=== ROWS ===

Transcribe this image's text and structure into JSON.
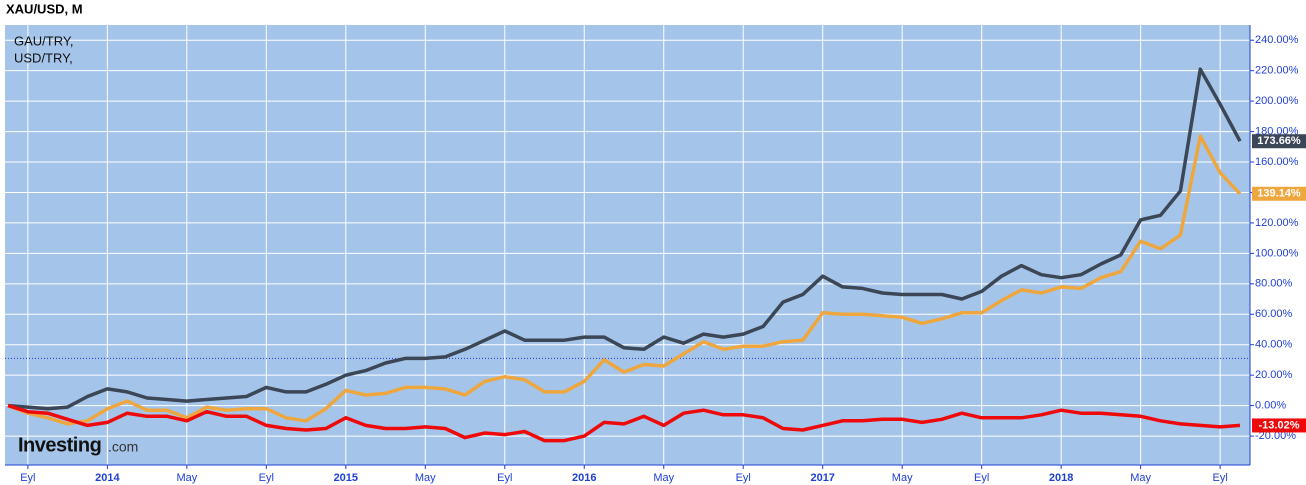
{
  "chart_data": {
    "type": "line",
    "title": "XAU/USD, M",
    "watermark_brand": "Investing",
    "watermark_domain": ".com",
    "categories": [
      null,
      "Eyl",
      null,
      null,
      null,
      "2014",
      null,
      null,
      null,
      "May",
      null,
      null,
      null,
      "Eyl",
      null,
      null,
      null,
      "2015",
      null,
      null,
      null,
      "May",
      null,
      null,
      null,
      "Eyl",
      null,
      null,
      null,
      "2016",
      null,
      null,
      null,
      "May",
      null,
      null,
      null,
      "Eyl",
      null,
      null,
      null,
      "2017",
      null,
      null,
      null,
      "May",
      null,
      null,
      null,
      "Eyl",
      null,
      null,
      null,
      "2018",
      null,
      null,
      null,
      "May",
      null,
      null,
      null,
      "Eyl",
      null
    ],
    "series": [
      {
        "name": "GAU/TRY,",
        "color": "#3b4656",
        "values": [
          0,
          -1,
          -2,
          -1,
          6,
          11,
          9,
          5,
          4,
          3,
          4,
          5,
          6,
          12,
          9,
          9,
          14,
          20,
          23,
          28,
          31,
          31,
          32,
          37,
          43,
          49,
          43,
          43,
          43,
          45,
          45,
          38,
          37,
          45,
          41,
          47,
          45,
          47,
          52,
          68,
          73,
          85,
          78,
          77,
          74,
          73,
          73,
          73,
          70,
          75,
          85,
          92,
          86,
          84,
          86,
          93,
          99,
          122,
          125,
          141,
          221,
          198,
          173.66
        ],
        "value_labels": [
          null,
          null,
          null,
          null,
          null,
          null,
          null,
          null,
          null,
          null,
          null,
          null,
          null,
          null,
          null,
          null,
          null,
          null,
          null,
          null,
          null,
          null,
          null,
          null,
          null,
          null,
          null,
          null,
          null,
          null,
          null,
          null,
          null,
          null,
          null,
          null,
          null,
          null,
          null,
          null,
          null,
          null,
          null,
          null,
          null,
          null,
          null,
          null,
          null,
          null,
          null,
          null,
          null,
          null,
          null,
          null,
          null,
          null,
          null,
          null,
          null,
          null,
          "173.66%"
        ]
      },
      {
        "name": "USD/TRY,",
        "color": "#eea63f",
        "values": [
          0,
          -5,
          -8,
          -12,
          -10,
          -2,
          3,
          -3,
          -3,
          -8,
          -1,
          -3,
          -2,
          -2,
          -8,
          -10,
          -2,
          10,
          7,
          8,
          12,
          12,
          11,
          7,
          16,
          19,
          17,
          9,
          9,
          16,
          30,
          22,
          27,
          26,
          34,
          42,
          37,
          39,
          39,
          42,
          43,
          61,
          60,
          60,
          59,
          58,
          54,
          57,
          61,
          61,
          69,
          76,
          74,
          78,
          77,
          84,
          88,
          108,
          103,
          112,
          177,
          153,
          139.14
        ],
        "value_labels": [
          null,
          null,
          null,
          null,
          null,
          null,
          null,
          null,
          null,
          null,
          null,
          null,
          null,
          null,
          null,
          null,
          null,
          null,
          null,
          null,
          null,
          null,
          null,
          null,
          null,
          null,
          null,
          null,
          null,
          null,
          null,
          null,
          null,
          null,
          null,
          null,
          null,
          null,
          null,
          null,
          null,
          null,
          null,
          null,
          null,
          null,
          null,
          null,
          null,
          null,
          null,
          null,
          null,
          null,
          null,
          null,
          null,
          null,
          null,
          null,
          null,
          null,
          "139.14%"
        ]
      },
      {
        "color": "#ee0a0a",
        "values": [
          0,
          -4,
          -5,
          -9,
          -13,
          -11,
          -5,
          -7,
          -7,
          -10,
          -4,
          -7,
          -7,
          -13,
          -15,
          -16,
          -15,
          -8,
          -13,
          -15,
          -15,
          -14,
          -15,
          -21,
          -18,
          -19,
          -17,
          -23,
          -23,
          -20,
          -11,
          -12,
          -7,
          -13,
          -5,
          -3,
          -6,
          -6,
          -8,
          -15,
          -16,
          -13,
          -10,
          -10,
          -9,
          -9,
          -11,
          -9,
          -5,
          -8,
          -8,
          -8,
          -6,
          -3,
          -5,
          -5,
          -6,
          -7,
          -10,
          -12,
          -13,
          -14,
          -13.02
        ],
        "value_labels": [
          null,
          null,
          null,
          null,
          null,
          null,
          null,
          null,
          null,
          null,
          null,
          null,
          null,
          null,
          null,
          null,
          null,
          null,
          null,
          null,
          null,
          null,
          null,
          null,
          null,
          null,
          null,
          null,
          null,
          null,
          null,
          null,
          null,
          null,
          null,
          null,
          null,
          null,
          null,
          null,
          null,
          null,
          null,
          null,
          null,
          null,
          null,
          null,
          null,
          null,
          null,
          null,
          null,
          null,
          null,
          null,
          null,
          null,
          null,
          null,
          null,
          null,
          "-13.02%"
        ]
      }
    ],
    "reference_line": 31,
    "ylim": [
      -39,
      250
    ],
    "yticks": [
      {
        "value": -20,
        "label": "-20.00%"
      },
      {
        "value": 0,
        "label": "0.00%"
      },
      {
        "value": 20,
        "label": "20.00%"
      },
      {
        "value": 40,
        "label": "40.00%"
      },
      {
        "value": 60,
        "label": "60.00%"
      },
      {
        "value": 80,
        "label": "80.00%"
      },
      {
        "value": 100,
        "label": "100.00%"
      },
      {
        "value": 120,
        "label": "120.00%"
      },
      {
        "value": 140,
        "label": "140.00%"
      },
      {
        "value": 160,
        "label": "160.00%"
      },
      {
        "value": 180,
        "label": "180.00%"
      },
      {
        "value": 200,
        "label": "200.00%"
      },
      {
        "value": 220,
        "label": "220.00%"
      },
      {
        "value": 240,
        "label": "240.00%"
      }
    ],
    "grid": true
  }
}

===

Pick out each line above that includes "color" and show it.

» ANSWER BELOW:
        "color": "#3b4656",
        "color": "#eea63f",
        "color": "#ee0a0a",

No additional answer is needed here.